- **Your objective**
Can you transcribe every line exactly and leave the pictures behind?

- **Dataset extract**
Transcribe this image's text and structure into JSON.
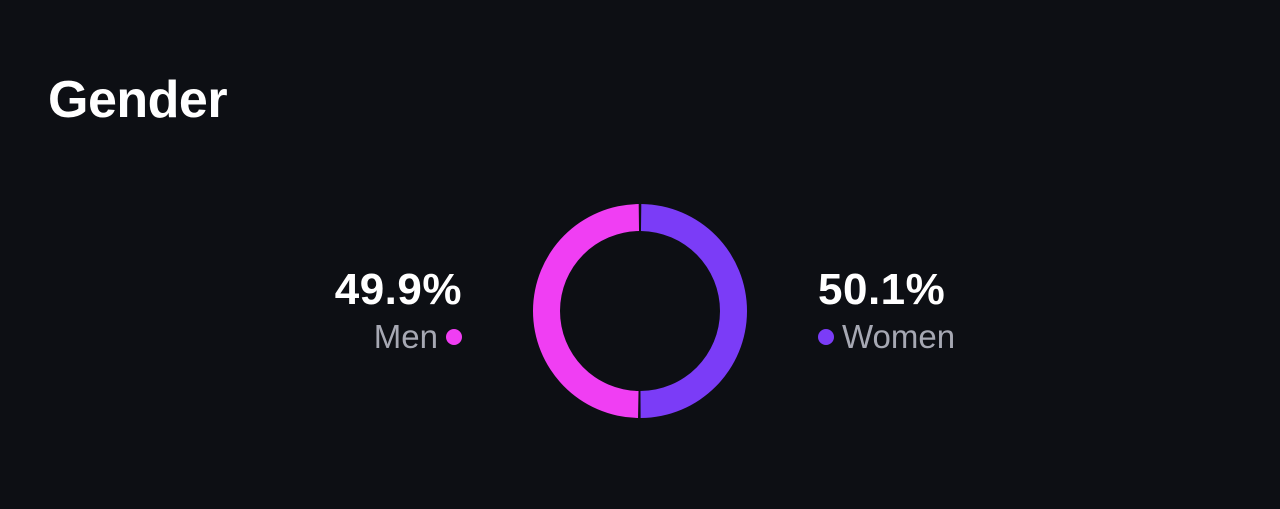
{
  "title": "Gender",
  "chart_data": {
    "type": "pie",
    "style": "donut",
    "categories": [
      "Men",
      "Women"
    ],
    "values": [
      49.9,
      50.1
    ],
    "labels": [
      "49.9%",
      "50.1%"
    ],
    "colors": [
      "#f03ef3",
      "#7b3cf7"
    ]
  }
}
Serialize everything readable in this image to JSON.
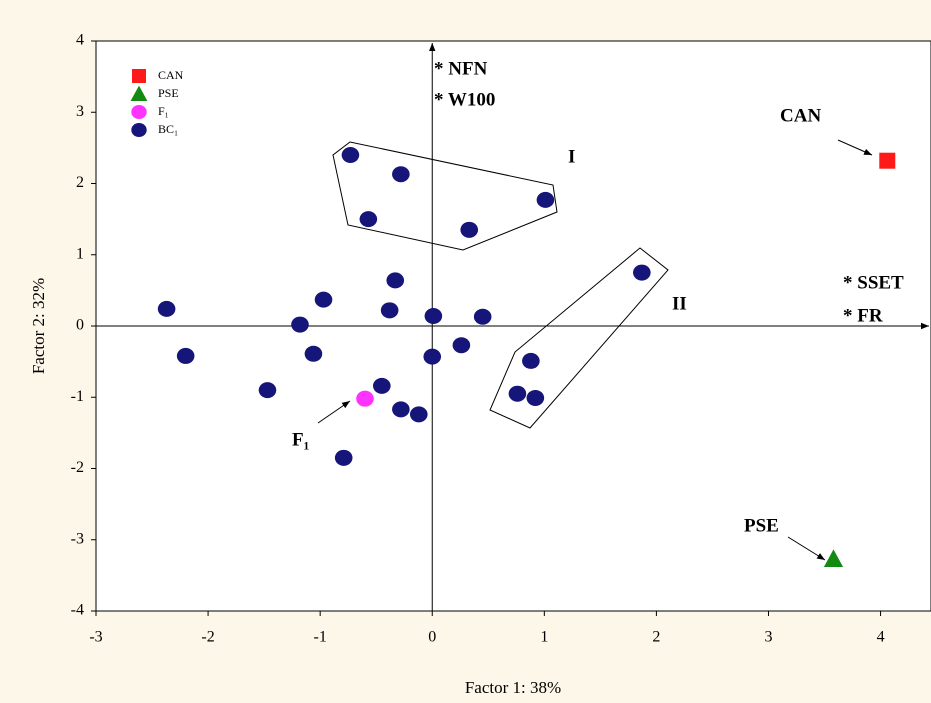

- **Answer to this task**
Transcribe this image's text and structure into JSON.
{
  "title": "Gender",
  "chart_data": {
    "type": "pie",
    "style": "donut",
    "categories": [
      "Men",
      "Women"
    ],
    "values": [
      49.9,
      50.1
    ],
    "labels": [
      "49.9%",
      "50.1%"
    ],
    "colors": [
      "#f03ef3",
      "#7b3cf7"
    ]
  }
}
Serialize everything readable in this image to JSON.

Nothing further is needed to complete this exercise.